(Extracted records)
--- --- ---

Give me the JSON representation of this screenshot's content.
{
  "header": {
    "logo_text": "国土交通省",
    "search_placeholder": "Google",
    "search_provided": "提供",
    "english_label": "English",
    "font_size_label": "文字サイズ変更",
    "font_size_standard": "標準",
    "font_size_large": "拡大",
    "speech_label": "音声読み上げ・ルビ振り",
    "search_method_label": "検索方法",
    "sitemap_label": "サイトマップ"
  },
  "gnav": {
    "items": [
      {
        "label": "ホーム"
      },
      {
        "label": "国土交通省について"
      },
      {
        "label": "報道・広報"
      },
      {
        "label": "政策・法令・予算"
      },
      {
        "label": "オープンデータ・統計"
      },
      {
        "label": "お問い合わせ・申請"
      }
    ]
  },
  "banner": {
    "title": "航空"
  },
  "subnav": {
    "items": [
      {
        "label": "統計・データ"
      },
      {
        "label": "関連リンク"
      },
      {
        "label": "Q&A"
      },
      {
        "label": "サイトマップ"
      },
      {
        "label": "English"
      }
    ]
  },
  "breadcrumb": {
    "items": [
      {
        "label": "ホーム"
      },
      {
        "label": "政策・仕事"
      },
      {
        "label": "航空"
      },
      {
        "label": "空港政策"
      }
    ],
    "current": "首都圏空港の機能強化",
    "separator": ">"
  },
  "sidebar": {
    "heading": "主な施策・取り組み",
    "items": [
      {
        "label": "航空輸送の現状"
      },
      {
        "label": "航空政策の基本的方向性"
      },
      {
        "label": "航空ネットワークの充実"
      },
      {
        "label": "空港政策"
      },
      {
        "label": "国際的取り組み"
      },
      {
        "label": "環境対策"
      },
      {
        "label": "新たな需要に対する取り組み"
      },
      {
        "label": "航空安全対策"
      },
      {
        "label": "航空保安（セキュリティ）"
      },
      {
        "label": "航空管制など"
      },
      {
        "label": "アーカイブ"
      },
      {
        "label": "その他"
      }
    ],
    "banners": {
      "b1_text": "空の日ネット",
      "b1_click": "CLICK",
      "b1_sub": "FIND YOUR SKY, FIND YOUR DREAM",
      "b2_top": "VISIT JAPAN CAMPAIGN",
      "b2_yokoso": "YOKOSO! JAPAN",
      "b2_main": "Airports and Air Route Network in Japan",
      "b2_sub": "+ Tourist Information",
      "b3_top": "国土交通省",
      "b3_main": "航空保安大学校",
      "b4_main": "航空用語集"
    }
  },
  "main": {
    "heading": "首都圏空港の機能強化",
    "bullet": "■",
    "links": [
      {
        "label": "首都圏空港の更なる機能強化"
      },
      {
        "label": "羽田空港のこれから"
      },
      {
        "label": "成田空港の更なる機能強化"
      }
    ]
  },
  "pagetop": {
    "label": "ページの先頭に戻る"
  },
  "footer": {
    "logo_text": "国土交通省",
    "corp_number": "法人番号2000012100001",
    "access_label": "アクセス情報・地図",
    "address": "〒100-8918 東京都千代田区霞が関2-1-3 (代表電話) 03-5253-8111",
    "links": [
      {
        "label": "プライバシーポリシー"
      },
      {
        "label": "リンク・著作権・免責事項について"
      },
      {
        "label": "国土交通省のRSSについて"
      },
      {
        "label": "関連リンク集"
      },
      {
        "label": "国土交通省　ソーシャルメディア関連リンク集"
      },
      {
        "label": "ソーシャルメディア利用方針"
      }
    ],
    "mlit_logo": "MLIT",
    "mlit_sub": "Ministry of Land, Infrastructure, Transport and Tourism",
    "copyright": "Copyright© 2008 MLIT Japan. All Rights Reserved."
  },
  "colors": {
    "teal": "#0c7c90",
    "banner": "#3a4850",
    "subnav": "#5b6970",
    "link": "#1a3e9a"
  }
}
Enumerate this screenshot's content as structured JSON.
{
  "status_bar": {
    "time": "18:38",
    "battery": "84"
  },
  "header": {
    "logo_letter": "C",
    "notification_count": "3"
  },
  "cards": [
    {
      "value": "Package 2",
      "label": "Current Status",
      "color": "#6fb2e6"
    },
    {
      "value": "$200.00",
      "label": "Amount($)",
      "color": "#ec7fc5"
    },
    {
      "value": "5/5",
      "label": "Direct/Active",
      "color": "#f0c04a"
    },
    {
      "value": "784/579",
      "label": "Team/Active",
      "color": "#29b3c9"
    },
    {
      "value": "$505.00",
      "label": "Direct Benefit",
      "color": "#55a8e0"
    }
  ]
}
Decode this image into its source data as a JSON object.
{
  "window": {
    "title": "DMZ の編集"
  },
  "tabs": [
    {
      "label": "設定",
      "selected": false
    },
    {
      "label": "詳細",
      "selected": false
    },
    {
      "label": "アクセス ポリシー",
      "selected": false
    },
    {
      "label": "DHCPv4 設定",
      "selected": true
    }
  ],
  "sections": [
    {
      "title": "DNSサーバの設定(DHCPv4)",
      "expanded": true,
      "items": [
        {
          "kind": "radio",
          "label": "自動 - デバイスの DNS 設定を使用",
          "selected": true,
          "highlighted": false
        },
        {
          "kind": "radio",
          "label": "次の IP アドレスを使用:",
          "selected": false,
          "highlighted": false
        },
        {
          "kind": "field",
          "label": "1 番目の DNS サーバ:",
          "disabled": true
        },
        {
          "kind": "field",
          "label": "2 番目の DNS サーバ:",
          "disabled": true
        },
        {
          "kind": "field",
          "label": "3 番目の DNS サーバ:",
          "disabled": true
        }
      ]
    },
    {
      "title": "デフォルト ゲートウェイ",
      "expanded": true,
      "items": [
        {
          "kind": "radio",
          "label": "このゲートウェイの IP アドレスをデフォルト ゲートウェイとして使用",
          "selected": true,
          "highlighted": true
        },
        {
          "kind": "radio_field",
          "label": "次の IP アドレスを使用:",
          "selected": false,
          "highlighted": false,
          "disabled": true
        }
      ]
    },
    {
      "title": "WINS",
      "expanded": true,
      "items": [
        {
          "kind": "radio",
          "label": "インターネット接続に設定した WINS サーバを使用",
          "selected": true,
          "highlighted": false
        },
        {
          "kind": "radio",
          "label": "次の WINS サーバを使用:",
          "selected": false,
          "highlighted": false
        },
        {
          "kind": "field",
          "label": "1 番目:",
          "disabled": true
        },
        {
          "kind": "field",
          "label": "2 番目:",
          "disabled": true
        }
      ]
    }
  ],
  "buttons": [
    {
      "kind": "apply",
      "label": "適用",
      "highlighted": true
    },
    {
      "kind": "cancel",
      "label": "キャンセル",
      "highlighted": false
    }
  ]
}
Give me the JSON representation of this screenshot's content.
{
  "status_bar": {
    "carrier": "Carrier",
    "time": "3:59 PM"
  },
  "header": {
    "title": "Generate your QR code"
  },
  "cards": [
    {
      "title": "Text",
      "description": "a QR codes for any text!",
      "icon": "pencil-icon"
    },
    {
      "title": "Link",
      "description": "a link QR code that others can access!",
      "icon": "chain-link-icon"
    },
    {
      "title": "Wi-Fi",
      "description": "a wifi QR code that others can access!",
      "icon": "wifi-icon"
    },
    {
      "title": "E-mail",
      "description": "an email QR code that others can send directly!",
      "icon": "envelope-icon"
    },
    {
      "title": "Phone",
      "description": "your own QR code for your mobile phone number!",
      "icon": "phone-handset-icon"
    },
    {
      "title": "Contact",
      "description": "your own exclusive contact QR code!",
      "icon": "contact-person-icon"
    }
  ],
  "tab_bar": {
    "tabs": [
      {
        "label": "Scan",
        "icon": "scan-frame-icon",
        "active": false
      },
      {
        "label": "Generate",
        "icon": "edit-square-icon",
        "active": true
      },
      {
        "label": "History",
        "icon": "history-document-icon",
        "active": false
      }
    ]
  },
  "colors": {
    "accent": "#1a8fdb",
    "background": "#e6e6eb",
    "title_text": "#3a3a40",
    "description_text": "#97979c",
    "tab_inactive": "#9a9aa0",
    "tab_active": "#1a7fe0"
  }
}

--- --- ---

**TASK BRIEF**
Pick out each line containing "JSON" and report it.

**FINAL RESULT**
Give me the JSON representation of this screenshot's content.
Enumerate this screenshot's content as structured JSON.
Decode this image into its source data as a JSON object.
Give me the JSON representation of this screenshot's content.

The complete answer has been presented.